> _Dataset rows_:
▽
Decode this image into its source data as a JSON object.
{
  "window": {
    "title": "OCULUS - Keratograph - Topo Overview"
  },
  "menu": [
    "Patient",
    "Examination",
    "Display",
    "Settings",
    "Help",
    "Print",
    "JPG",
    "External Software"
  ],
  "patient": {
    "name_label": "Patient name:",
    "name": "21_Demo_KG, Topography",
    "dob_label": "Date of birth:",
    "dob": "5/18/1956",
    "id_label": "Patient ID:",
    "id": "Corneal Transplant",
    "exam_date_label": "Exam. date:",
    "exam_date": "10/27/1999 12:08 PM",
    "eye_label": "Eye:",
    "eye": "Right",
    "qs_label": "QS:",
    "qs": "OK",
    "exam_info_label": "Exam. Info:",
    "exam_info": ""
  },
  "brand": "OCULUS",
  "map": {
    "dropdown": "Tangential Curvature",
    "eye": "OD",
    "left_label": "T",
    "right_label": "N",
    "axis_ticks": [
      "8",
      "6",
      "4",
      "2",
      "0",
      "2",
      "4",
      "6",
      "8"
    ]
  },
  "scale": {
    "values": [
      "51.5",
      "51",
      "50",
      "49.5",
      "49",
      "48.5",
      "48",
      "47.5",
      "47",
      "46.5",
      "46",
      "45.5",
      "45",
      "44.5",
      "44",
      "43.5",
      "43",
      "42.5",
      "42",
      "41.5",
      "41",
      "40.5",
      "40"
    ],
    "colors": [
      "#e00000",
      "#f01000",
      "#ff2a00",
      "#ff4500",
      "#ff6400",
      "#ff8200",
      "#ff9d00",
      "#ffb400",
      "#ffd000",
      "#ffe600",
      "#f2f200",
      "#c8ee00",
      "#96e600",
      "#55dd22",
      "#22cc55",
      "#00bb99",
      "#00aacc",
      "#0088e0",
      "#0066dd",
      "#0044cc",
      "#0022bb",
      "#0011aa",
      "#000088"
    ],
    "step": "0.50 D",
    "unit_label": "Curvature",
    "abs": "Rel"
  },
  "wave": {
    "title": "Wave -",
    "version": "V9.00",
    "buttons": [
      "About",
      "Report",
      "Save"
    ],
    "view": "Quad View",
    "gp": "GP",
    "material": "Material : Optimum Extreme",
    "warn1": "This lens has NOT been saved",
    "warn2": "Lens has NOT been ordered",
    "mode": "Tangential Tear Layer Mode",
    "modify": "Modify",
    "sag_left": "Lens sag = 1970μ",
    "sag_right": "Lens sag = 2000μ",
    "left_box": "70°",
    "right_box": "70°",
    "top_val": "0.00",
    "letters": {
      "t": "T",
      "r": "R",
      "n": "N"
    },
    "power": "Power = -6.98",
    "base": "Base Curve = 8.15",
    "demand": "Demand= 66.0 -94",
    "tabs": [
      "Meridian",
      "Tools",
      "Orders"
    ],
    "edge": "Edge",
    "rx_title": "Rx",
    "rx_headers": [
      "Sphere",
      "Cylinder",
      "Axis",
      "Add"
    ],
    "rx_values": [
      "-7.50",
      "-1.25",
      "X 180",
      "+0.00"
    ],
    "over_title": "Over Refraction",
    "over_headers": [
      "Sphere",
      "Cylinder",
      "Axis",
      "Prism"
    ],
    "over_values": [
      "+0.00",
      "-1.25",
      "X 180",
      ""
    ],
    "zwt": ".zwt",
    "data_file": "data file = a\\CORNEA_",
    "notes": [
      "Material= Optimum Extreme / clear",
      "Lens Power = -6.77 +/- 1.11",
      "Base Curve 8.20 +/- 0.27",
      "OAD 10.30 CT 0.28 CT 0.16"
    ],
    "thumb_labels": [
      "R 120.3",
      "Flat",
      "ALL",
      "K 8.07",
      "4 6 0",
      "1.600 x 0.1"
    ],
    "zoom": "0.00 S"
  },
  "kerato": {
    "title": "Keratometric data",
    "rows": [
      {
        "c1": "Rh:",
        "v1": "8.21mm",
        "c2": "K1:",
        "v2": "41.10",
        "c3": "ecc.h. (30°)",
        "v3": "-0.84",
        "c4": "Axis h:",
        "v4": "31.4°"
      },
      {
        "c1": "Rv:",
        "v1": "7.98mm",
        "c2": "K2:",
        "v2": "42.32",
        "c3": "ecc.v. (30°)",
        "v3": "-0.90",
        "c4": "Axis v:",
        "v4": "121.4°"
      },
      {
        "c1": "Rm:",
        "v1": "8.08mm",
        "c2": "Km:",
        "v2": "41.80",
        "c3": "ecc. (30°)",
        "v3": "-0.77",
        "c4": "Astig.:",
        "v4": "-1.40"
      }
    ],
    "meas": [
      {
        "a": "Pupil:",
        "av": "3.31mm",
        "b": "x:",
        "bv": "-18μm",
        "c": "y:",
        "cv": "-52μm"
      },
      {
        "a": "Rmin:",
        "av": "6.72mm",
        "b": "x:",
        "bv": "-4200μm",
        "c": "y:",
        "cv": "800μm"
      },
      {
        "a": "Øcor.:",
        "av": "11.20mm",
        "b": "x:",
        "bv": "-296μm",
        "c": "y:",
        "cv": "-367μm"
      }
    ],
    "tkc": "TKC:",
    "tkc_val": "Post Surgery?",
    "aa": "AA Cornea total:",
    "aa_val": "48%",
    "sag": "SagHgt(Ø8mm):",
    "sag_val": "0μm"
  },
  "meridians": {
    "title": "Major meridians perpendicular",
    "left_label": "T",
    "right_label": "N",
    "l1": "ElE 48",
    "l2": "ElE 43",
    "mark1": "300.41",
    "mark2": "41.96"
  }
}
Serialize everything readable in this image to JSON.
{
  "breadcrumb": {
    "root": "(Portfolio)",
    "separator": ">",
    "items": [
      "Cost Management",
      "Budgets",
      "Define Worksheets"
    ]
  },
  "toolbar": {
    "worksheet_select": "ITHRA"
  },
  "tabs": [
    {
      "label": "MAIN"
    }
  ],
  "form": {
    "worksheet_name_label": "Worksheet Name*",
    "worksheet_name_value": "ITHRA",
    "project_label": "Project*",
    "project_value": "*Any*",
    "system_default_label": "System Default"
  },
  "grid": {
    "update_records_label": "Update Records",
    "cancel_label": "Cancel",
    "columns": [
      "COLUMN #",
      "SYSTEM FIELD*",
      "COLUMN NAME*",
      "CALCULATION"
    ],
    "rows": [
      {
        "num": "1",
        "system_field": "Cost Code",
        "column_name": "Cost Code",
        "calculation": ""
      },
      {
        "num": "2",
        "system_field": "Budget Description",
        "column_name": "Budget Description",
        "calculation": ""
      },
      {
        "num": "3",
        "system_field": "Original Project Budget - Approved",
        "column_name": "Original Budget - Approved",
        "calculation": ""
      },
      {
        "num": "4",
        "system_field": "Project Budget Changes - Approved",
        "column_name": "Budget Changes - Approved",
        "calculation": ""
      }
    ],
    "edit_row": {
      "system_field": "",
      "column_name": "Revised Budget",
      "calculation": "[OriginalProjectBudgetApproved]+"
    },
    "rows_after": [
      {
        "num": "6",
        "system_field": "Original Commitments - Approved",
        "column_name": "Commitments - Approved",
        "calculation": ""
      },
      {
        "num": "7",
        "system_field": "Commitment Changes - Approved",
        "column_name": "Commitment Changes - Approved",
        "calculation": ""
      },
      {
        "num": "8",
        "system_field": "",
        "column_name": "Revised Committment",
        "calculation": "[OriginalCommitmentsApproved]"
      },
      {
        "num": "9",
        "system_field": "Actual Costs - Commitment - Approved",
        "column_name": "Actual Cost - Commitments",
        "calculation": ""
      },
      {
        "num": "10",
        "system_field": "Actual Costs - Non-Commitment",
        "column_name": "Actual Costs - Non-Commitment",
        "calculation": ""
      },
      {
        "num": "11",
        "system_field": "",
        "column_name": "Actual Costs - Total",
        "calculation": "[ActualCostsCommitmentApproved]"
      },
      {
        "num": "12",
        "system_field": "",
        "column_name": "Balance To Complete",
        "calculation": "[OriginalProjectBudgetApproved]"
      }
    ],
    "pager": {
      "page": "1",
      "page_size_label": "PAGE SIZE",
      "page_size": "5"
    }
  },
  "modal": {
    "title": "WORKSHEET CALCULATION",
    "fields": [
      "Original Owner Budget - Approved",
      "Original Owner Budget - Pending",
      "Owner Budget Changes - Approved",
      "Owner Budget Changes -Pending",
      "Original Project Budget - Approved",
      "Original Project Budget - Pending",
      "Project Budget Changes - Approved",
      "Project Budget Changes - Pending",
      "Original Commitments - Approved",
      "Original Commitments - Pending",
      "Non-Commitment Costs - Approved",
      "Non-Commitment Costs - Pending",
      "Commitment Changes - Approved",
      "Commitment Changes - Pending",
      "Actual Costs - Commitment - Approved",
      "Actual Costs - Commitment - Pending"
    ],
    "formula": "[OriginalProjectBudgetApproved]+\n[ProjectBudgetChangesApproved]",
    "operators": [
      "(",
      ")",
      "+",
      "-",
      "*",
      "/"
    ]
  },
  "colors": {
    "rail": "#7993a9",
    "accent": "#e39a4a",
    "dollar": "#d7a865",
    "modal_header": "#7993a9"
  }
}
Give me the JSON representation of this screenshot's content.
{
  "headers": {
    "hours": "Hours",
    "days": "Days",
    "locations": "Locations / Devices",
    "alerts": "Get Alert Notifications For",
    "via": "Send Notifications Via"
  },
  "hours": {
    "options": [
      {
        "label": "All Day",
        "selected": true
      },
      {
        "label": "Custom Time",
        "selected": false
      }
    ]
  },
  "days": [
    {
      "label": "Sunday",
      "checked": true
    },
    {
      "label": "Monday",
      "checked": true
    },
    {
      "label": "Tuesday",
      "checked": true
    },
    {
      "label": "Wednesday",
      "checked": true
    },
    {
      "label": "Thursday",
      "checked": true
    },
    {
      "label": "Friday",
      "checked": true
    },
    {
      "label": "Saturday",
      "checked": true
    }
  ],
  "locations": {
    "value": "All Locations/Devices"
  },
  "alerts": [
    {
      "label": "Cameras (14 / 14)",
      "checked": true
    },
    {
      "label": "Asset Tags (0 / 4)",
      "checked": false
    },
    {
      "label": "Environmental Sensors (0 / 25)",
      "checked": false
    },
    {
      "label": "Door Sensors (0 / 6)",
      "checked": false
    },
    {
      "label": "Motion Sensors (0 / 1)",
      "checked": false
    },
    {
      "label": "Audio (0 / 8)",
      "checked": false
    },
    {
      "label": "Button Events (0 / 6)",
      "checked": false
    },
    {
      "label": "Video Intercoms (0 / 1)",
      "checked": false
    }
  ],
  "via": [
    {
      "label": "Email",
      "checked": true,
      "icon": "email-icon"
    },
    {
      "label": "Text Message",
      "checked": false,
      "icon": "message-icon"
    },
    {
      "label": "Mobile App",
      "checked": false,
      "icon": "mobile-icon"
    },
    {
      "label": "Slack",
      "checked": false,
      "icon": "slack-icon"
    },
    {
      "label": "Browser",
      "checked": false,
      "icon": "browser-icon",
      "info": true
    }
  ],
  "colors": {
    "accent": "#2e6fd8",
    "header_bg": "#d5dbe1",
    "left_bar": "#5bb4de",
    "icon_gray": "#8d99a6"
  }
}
△
Check each line above for "Devices" and return the ones that have it.

    "locations": "Locations / Devices",
    "value": "All Locations/Devices"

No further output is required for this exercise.